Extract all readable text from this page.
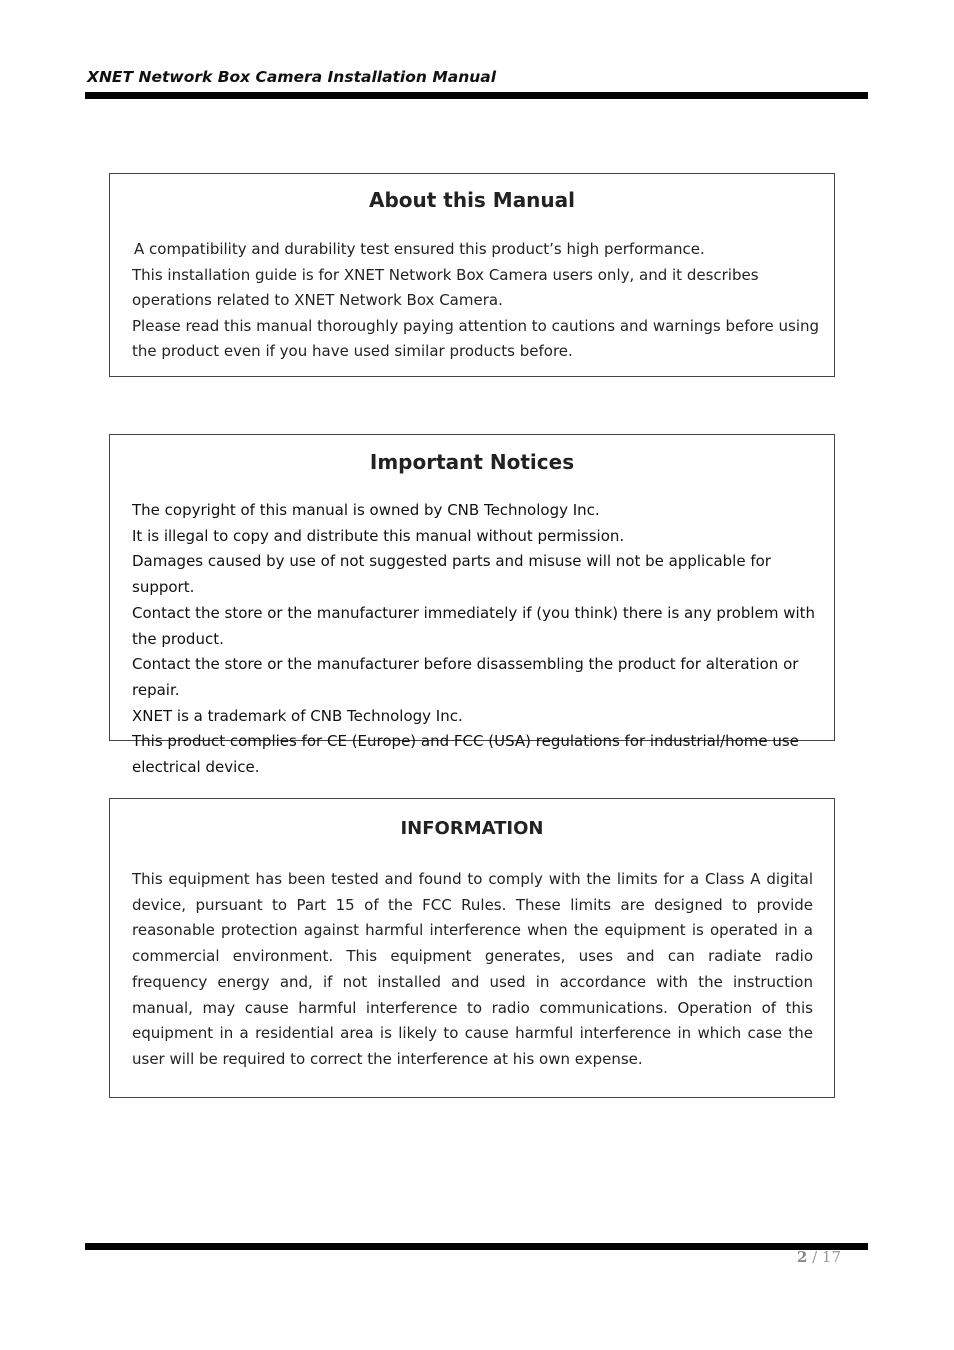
XNET Network Box Camera Installation Manual
About this Manual

A compatibility and durability test ensured this product’s high performance.

This installation guide is for XNET Network Box Camera users only, and it describes operations related to XNET Network Box Camera.

Please read this manual thoroughly paying attention to cautions and warnings before using the product even if you have used similar products before.

Important Notices

The copyright of this manual is owned by CNB Technology Inc.

It is illegal to copy and distribute this manual without permission.

Damages caused by use of not suggested parts and misuse will not be applicable for support.

Contact the store or the manufacturer immediately if (you think) there is any problem with the product.

Contact the store or the manufacturer before disassembling the product for alteration or repair.

XNET is a trademark of CNB Technology Inc.

This product complies for CE (Europe) and FCC (USA) regulations for industrial/home use electrical device.

INFORMATION

This equipment has been tested and found to comply with the limits for a Class A digital device, pursuant to Part 15 of the FCC Rules. These limits are designed to provide reasonable protection against harmful interference when the equipment is operated in a commercial environment. This equipment generates, uses and can radiate radio frequency energy and, if not installed and used in accordance with the instruction manual, may cause harmful interference to radio communications. Operation of this equipment in a residential area is likely to cause harmful interference in which case the user will be required to correct the interference at his own expense.

2 / 17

━━━━━━━━━━━━━━━━━━━━━━━━━━━━━━

Directions for this task> Each line in the records above should be reproduced exactly; images are not copied.

Reply to the exercise>
Extract all readable text from this page.
XNET Network Box Camera Installation Manual
About this Manual

A compatibility and durability test ensured this product’s high performance.

This installation guide is for XNET Network Box Camera users only, and it describes operations related to XNET Network Box Camera.

Please read this manual thoroughly paying attention to cautions and warnings before using the product even if you have used similar products before.

Important Notices

The copyright of this manual is owned by CNB Technology Inc.

It is illegal to copy and distribute this manual without permission.

Damages caused by use of not suggested parts and misuse will not be applicable for support.

Contact the store or the manufacturer immediately if (you think) there is any problem with the product.

Contact the store or the manufacturer before disassembling the product for alteration or repair.

XNET is a trademark of CNB Technology Inc.

This product complies for CE (Europe) and FCC (USA) regulations for industrial/home use electrical device.

INFORMATION

This equipment has been tested and found to comply with the limits for a Class A digital device, pursuant to Part 15 of the FCC Rules. These limits are designed to provide reasonable protection against harmful interference when the equipment is operated in a commercial environment. This equipment generates, uses and can radiate radio frequency energy and, if not installed and used in accordance with the instruction manual, may cause harmful interference to radio communications. Operation of this equipment in a residential area is likely to cause harmful interference in which case the user will be required to correct the interference at his own expense.

2 / 17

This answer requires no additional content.